━━━ RECORDS TO PROCESS

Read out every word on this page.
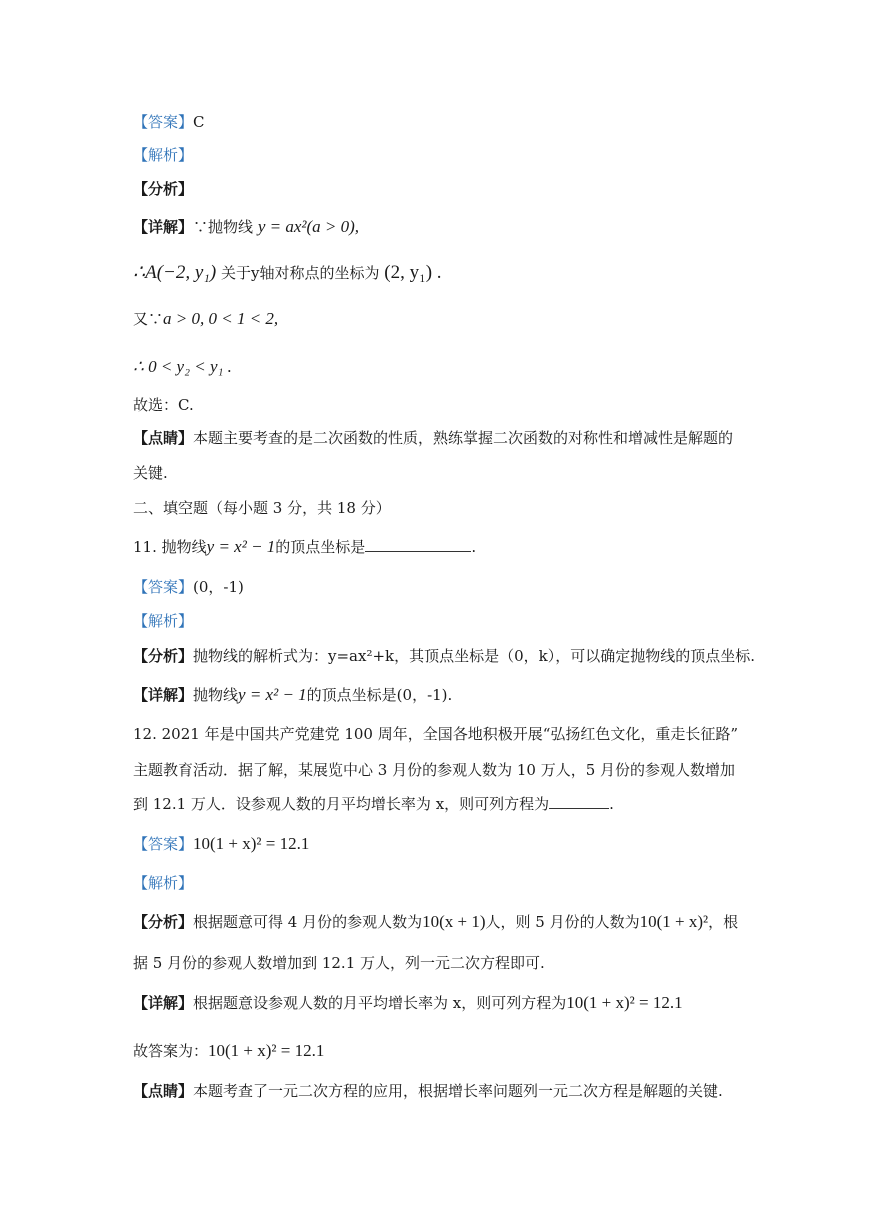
【答案】C
【解析】
【分析】
【详解】∵抛物线 y = ax²(a > 0),
∴A(−2, y₁) 关于y轴对称点的坐标为 (2, y₁) .
又∵a > 0, 0 < 1 < 2,
∴ 0 < y₂ < y₁ .
故选：C.
【点睛】本题主要考查的是二次函数的性质，熟练掌握二次函数的对称性和增减性是解题的
关键.
二、填空题（每小题 3 分，共 18 分）
11. 抛物线y = x² − 1的顶点坐标是	.
【答案】(0，-1)
【解析】
【分析】抛物线的解析式为：y=ax²+k，其顶点坐标是（0，k），可以确定抛物线的顶点坐标.
【详解】抛物线y = x² − 1的顶点坐标是(0，-1).
12. 2021 年是中国共产党建党 100 周年，全国各地积极开展“弘扬红色文化，重走长征路”
主题教育活动．据了解，某展览中心 3 月份的参观人数为 10 万人，5 月份的参观人数增加
到 12.1 万人．设参观人数的月平均增长率为 x，则可列方程为	.
【答案】10(1 + x)² = 12.1
【解析】
【分析】根据题意可得 4 月份的参观人数为10(x + 1)人，则 5 月份的人数为10(1 + x)²，根
据 5 月份的参观人数增加到 12.1 万人，列一元二次方程即可.
【详解】根据题意设参观人数的月平均增长率为 x，则可列方程为10(1 + x)² = 12.1
故答案为：10(1 + x)² = 12.1
【点睛】本题考查了一元二次方程的应用，根据增长率问题列一元二次方程是解题的关键.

━━━━━━

* [SHORT PROBLEM]
Extract all the entries word for word; omit any pictures.

* [EXERCISE RESPONSE]
Read out every word on this page.
【答案】C
【解析】
【分析】
【详解】∵抛物线 y = ax²(a > 0),
∴A(−2, y₁) 关于y轴对称点的坐标为 (2, y₁) .
又∵a > 0, 0 < 1 < 2,
∴ 0 < y₂ < y₁ .
故选：C.
【点睛】本题主要考查的是二次函数的性质，熟练掌握二次函数的对称性和增减性是解题的
关键.
二、填空题（每小题 3 分，共 18 分）
11. 抛物线y = x² − 1的顶点坐标是	.
【答案】(0，-1)
【解析】
【分析】抛物线的解析式为：y=ax²+k，其顶点坐标是（0，k），可以确定抛物线的顶点坐标.
【详解】抛物线y = x² − 1的顶点坐标是(0，-1).
12. 2021 年是中国共产党建党 100 周年，全国各地积极开展“弘扬红色文化，重走长征路”
主题教育活动．据了解，某展览中心 3 月份的参观人数为 10 万人，5 月份的参观人数增加
到 12.1 万人．设参观人数的月平均增长率为 x，则可列方程为	.
【答案】10(1 + x)² = 12.1
【解析】
【分析】根据题意可得 4 月份的参观人数为10(x + 1)人，则 5 月份的人数为10(1 + x)²，根
据 5 月份的参观人数增加到 12.1 万人，列一元二次方程即可.
【详解】根据题意设参观人数的月平均增长率为 x，则可列方程为10(1 + x)² = 12.1
故答案为：10(1 + x)² = 12.1
【点睛】本题考查了一元二次方程的应用，根据增长率问题列一元二次方程是解题的关键.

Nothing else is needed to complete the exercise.